[Data entries]
⁂

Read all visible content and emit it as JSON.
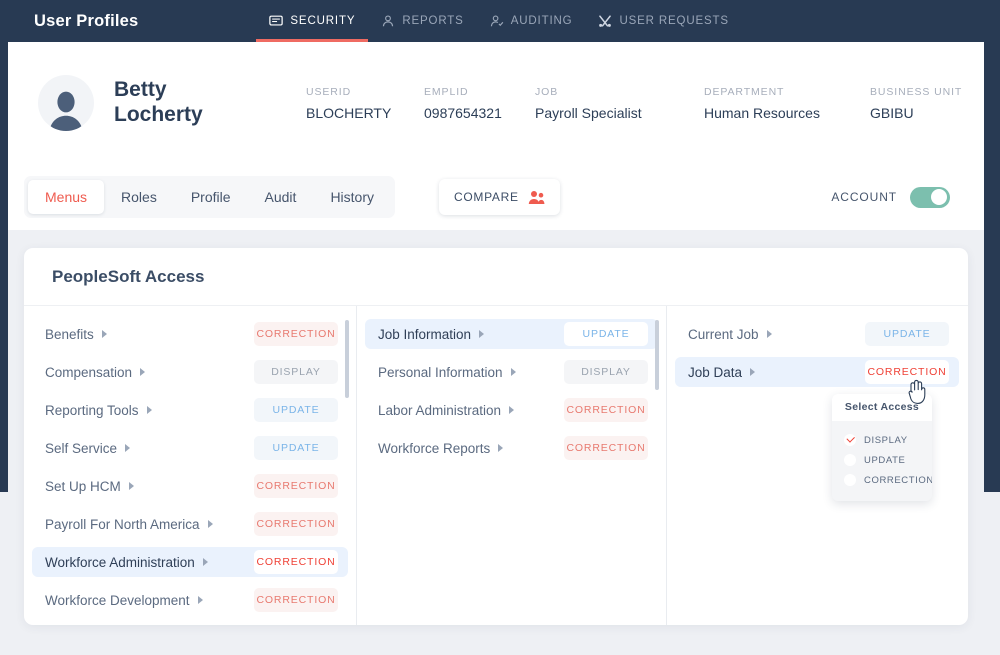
{
  "app": {
    "title": "User Profiles"
  },
  "nav": [
    {
      "label": "SECURITY",
      "icon": "monitor-icon",
      "active": true
    },
    {
      "label": "REPORTS",
      "icon": "person-icon",
      "active": false
    },
    {
      "label": "AUDITING",
      "icon": "person-check-icon",
      "active": false
    },
    {
      "label": "USER REQUESTS",
      "icon": "tools-icon",
      "active": false
    }
  ],
  "profile": {
    "avatar_icon": "user-avatar-icon",
    "first_name": "Betty",
    "last_name": "Locherty",
    "fields": [
      {
        "label": "USERID",
        "value": "BLOCHERTY"
      },
      {
        "label": "EMPLID",
        "value": "0987654321"
      },
      {
        "label": "JOB",
        "value": "Payroll Specialist"
      },
      {
        "label": "DEPARTMENT",
        "value": "Human Resources"
      },
      {
        "label": "BUSINESS UNIT",
        "value": "GBIBU"
      }
    ]
  },
  "tabs": [
    {
      "label": "Menus",
      "active": true
    },
    {
      "label": "Roles",
      "active": false
    },
    {
      "label": "Profile",
      "active": false
    },
    {
      "label": "Audit",
      "active": false
    },
    {
      "label": "History",
      "active": false
    }
  ],
  "compare": {
    "label": "COMPARE",
    "icon": "people-icon"
  },
  "account": {
    "label": "ACCOUNT",
    "toggle_on": true
  },
  "panel": {
    "title": "PeopleSoft Access",
    "columns": [
      {
        "items": [
          {
            "label": "Benefits",
            "access": "CORRECTION",
            "selected": false
          },
          {
            "label": "Compensation",
            "access": "DISPLAY",
            "selected": false
          },
          {
            "label": "Reporting Tools",
            "access": "UPDATE",
            "selected": false
          },
          {
            "label": "Self Service",
            "access": "UPDATE",
            "selected": false
          },
          {
            "label": "Set Up HCM",
            "access": "CORRECTION",
            "selected": false
          },
          {
            "label": "Payroll For North America",
            "access": "CORRECTION",
            "selected": false
          },
          {
            "label": "Workforce Administration",
            "access": "CORRECTION",
            "selected": true
          },
          {
            "label": "Workforce Development",
            "access": "CORRECTION",
            "selected": false
          }
        ]
      },
      {
        "items": [
          {
            "label": "Job Information",
            "access": "UPDATE",
            "selected": true
          },
          {
            "label": "Personal Information",
            "access": "DISPLAY",
            "selected": false
          },
          {
            "label": "Labor Administration",
            "access": "CORRECTION",
            "selected": false
          },
          {
            "label": "Workforce Reports",
            "access": "CORRECTION",
            "selected": false
          }
        ]
      },
      {
        "items": [
          {
            "label": "Current Job",
            "access": "UPDATE",
            "selected": false
          },
          {
            "label": "Job Data",
            "access": "CORRECTION",
            "selected": true
          }
        ]
      }
    ]
  },
  "dropdown": {
    "title": "Select Access",
    "options": [
      {
        "label": "DISPLAY",
        "checked": true
      },
      {
        "label": "UPDATE",
        "checked": false
      },
      {
        "label": "CORRECTION",
        "checked": false
      }
    ]
  },
  "colors": {
    "header_bg": "#283a53",
    "accent_red": "#ef5b4f",
    "accent_blue": "#7ab4e8",
    "accent_gray": "#9aa3af",
    "toggle_green": "#7cbfae",
    "selected_row": "#eaf2fd"
  }
}
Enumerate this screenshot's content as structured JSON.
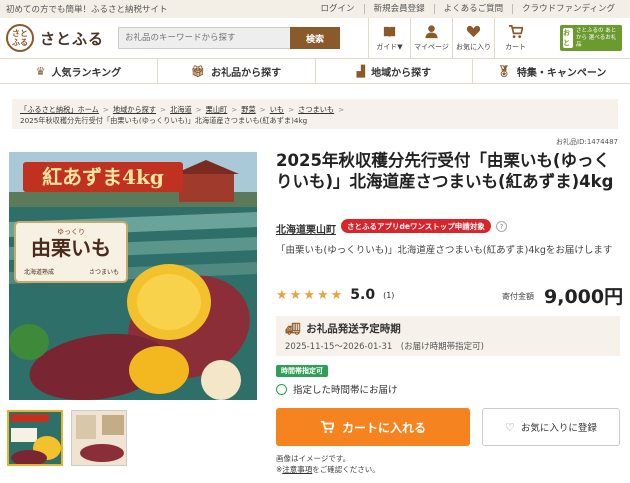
{
  "topbar": {
    "tagline": "初めての方でも簡単！ふるさと納税サイト",
    "links": [
      "ログイン",
      "新規会員登録",
      "よくあるご質問",
      "クラウドファンディング"
    ]
  },
  "header": {
    "logo_mark": "さと ふる",
    "logo_text": "さとふる",
    "search_placeholder": "お礼品のキーワードから探す",
    "search_button": "検索",
    "icons": [
      {
        "label": "ガイド▼",
        "icon": "book-icon"
      },
      {
        "label": "マイページ",
        "icon": "user-icon"
      },
      {
        "label": "お気に入り",
        "icon": "heart-icon"
      },
      {
        "label": "カート",
        "icon": "cart-icon"
      }
    ],
    "satokara_box": "おと",
    "satokara_text": "さとふるの あとから 選べるお礼品"
  },
  "nav": [
    {
      "label": "人気ランキング",
      "icon": "crown-icon"
    },
    {
      "label": "お礼品から探す",
      "icon": "gift-icon"
    },
    {
      "label": "地域から探す",
      "icon": "map-icon"
    },
    {
      "label": "特集・キャンペーン",
      "icon": "medal-icon"
    }
  ],
  "breadcrumb": {
    "items": [
      "「ふるさと納税」ホーム",
      "地域から探す",
      "北海道",
      "栗山町",
      "野菜",
      "いも",
      "さつまいも"
    ],
    "current": "2025年秋収穫分先行受付「由栗いも(ゆっくりいも)」北海道産さつまいも(紅あずま)4kg"
  },
  "product": {
    "item_no": "お礼品ID:1474487",
    "title": "2025年秋収穫分先行受付「由栗いも(ゆっくりいも)」北海道産さつまいも(紅あずま)4kg",
    "municipality": "北海道栗山町",
    "app_badge": "さとふるアプリdeワンストップ申請対象",
    "description": "「由栗いも(ゆっくりいも)」北海道産さつまいも(紅あずま)4kgをお届けします",
    "rating": "5.0",
    "rating_count": "(1)",
    "price_label": "寄付金額",
    "price": "9,000円",
    "image_banner": "紅あずま4kg",
    "image_label_small": "ゆっくり",
    "image_label": "由栗いも",
    "image_sub_left": "北海道熟成",
    "image_sub_right": "さつまいも"
  },
  "shipping": {
    "title": "お礼品発送予定時期",
    "dates": "2025-11-15～2026-01-31　(お届け時期帯指定可)"
  },
  "time": {
    "badge": "時間帯指定可",
    "text": "指定した時間帯にお届け"
  },
  "actions": {
    "cart": "カートに入れる",
    "favorite": "お気に入りに登録"
  },
  "notes": {
    "line1": "画像はイメージです。",
    "line2_prefix": "※",
    "line2_link": "注意事項",
    "line2_suffix": "をご確認ください。"
  },
  "colors": {
    "brand": "#8a5a2b",
    "cart": "#f5831f",
    "badge_red": "#d9242c",
    "green": "#2f9e57"
  }
}
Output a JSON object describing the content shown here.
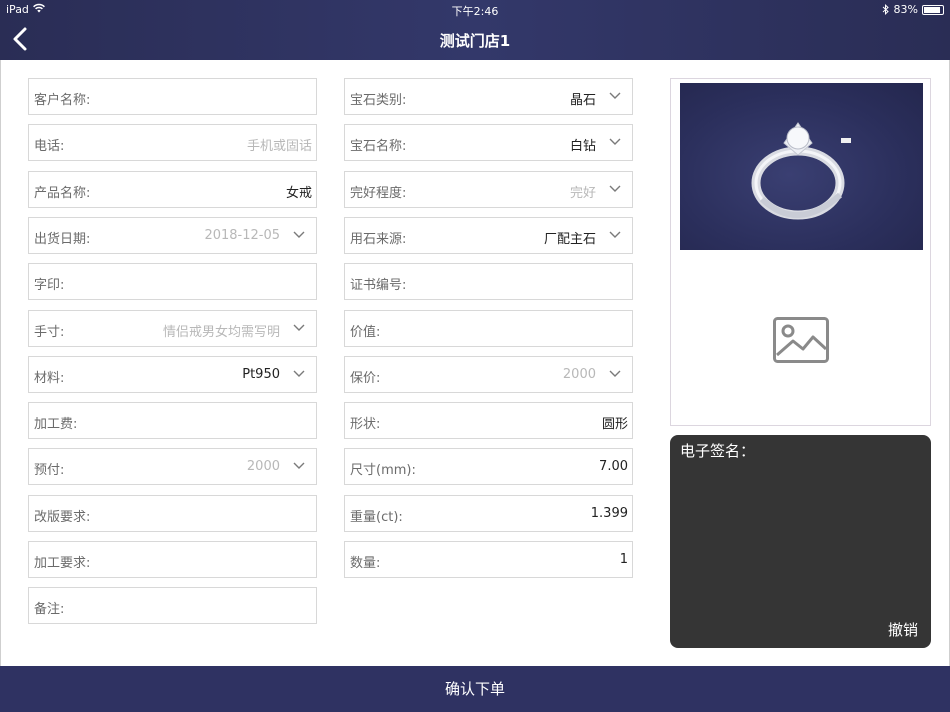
{
  "status_bar": {
    "device": "iPad",
    "time": "下午2:46",
    "battery": "83%"
  },
  "header": {
    "title": "测试门店1"
  },
  "left_fields": [
    {
      "label": "客户名称:",
      "value": "",
      "placeholder": false,
      "dropdown": false
    },
    {
      "label": "电话:",
      "value": "手机或固话",
      "placeholder": true,
      "dropdown": false
    },
    {
      "label": "产品名称:",
      "value": "女戒",
      "placeholder": false,
      "dropdown": false
    },
    {
      "label": "出货日期:",
      "value": "2018-12-05",
      "placeholder": true,
      "dropdown": true
    },
    {
      "label": "字印:",
      "value": "",
      "placeholder": false,
      "dropdown": false
    },
    {
      "label": "手寸:",
      "value": "情侣戒男女均需写明",
      "placeholder": true,
      "dropdown": true
    },
    {
      "label": "材料:",
      "value": "Pt950",
      "placeholder": false,
      "dropdown": true
    },
    {
      "label": "加工费:",
      "value": "",
      "placeholder": false,
      "dropdown": false
    },
    {
      "label": "预付:",
      "value": "2000",
      "placeholder": true,
      "dropdown": true
    },
    {
      "label": "改版要求:",
      "value": "",
      "placeholder": false,
      "dropdown": false
    },
    {
      "label": "加工要求:",
      "value": "",
      "placeholder": false,
      "dropdown": false
    },
    {
      "label": "备注:",
      "value": "",
      "placeholder": false,
      "dropdown": false
    }
  ],
  "right_fields": [
    {
      "label": "宝石类别:",
      "value": "晶石",
      "placeholder": false,
      "dropdown": true
    },
    {
      "label": "宝石名称:",
      "value": "白钻",
      "placeholder": false,
      "dropdown": true
    },
    {
      "label": "完好程度:",
      "value": "完好",
      "placeholder": true,
      "dropdown": true
    },
    {
      "label": "用石来源:",
      "value": "厂配主石",
      "placeholder": false,
      "dropdown": true
    },
    {
      "label": "证书编号:",
      "value": "",
      "placeholder": false,
      "dropdown": false
    },
    {
      "label": "价值:",
      "value": "",
      "placeholder": false,
      "dropdown": false
    },
    {
      "label": "保价:",
      "value": "2000",
      "placeholder": true,
      "dropdown": true
    },
    {
      "label": "形状:",
      "value": "圆形",
      "placeholder": false,
      "dropdown": false
    },
    {
      "label": "尺寸(mm):",
      "value": "7.00",
      "placeholder": false,
      "dropdown": false
    },
    {
      "label": "重量(ct):",
      "value": "1.399",
      "placeholder": false,
      "dropdown": false
    },
    {
      "label": "数量:",
      "value": "1",
      "placeholder": false,
      "dropdown": false
    }
  ],
  "signature": {
    "label": "电子签名：",
    "undo": "撤销"
  },
  "footer": {
    "confirm": "确认下单"
  },
  "colors": {
    "header": "#2f3262",
    "signature_bg": "#353535",
    "border": "#d8d8d8",
    "placeholder": "#b8b8b8"
  }
}
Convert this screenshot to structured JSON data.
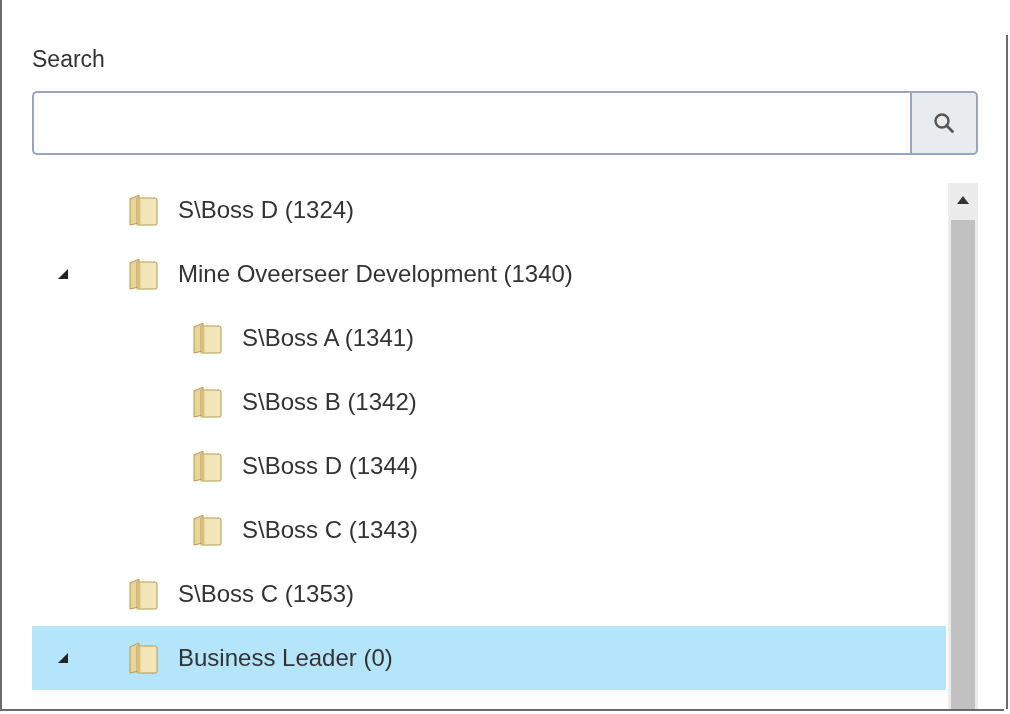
{
  "search": {
    "label": "Search"
  },
  "tree": [
    {
      "label": "S\\Boss D (1324)",
      "selected": false
    },
    {
      "label": "Mine Oveerseer Development (1340)",
      "selected": false,
      "expanded": true,
      "children": [
        {
          "label": "S\\Boss A (1341)",
          "selected": false
        },
        {
          "label": "S\\Boss B (1342)",
          "selected": false
        },
        {
          "label": "S\\Boss D (1344)",
          "selected": false
        },
        {
          "label": "S\\Boss C (1343)",
          "selected": false
        }
      ]
    },
    {
      "label": "S\\Boss C (1353)",
      "selected": false
    },
    {
      "label": "Business Leader (0)",
      "selected": true,
      "expanded": true
    }
  ]
}
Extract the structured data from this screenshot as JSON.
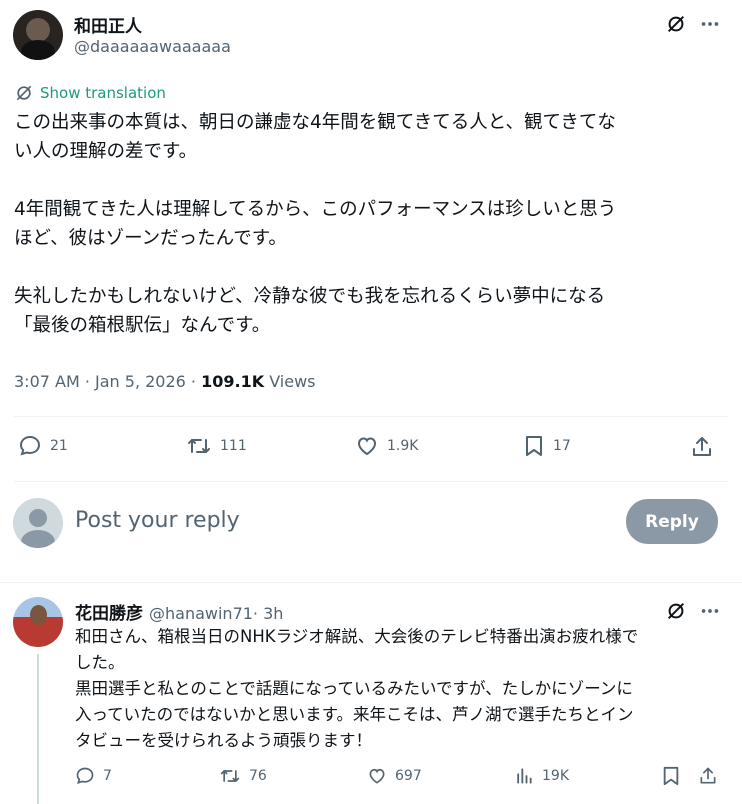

⁂

## [Required task]
Report only the number of lines in the records that include the word "structured".

## [Written answer]
3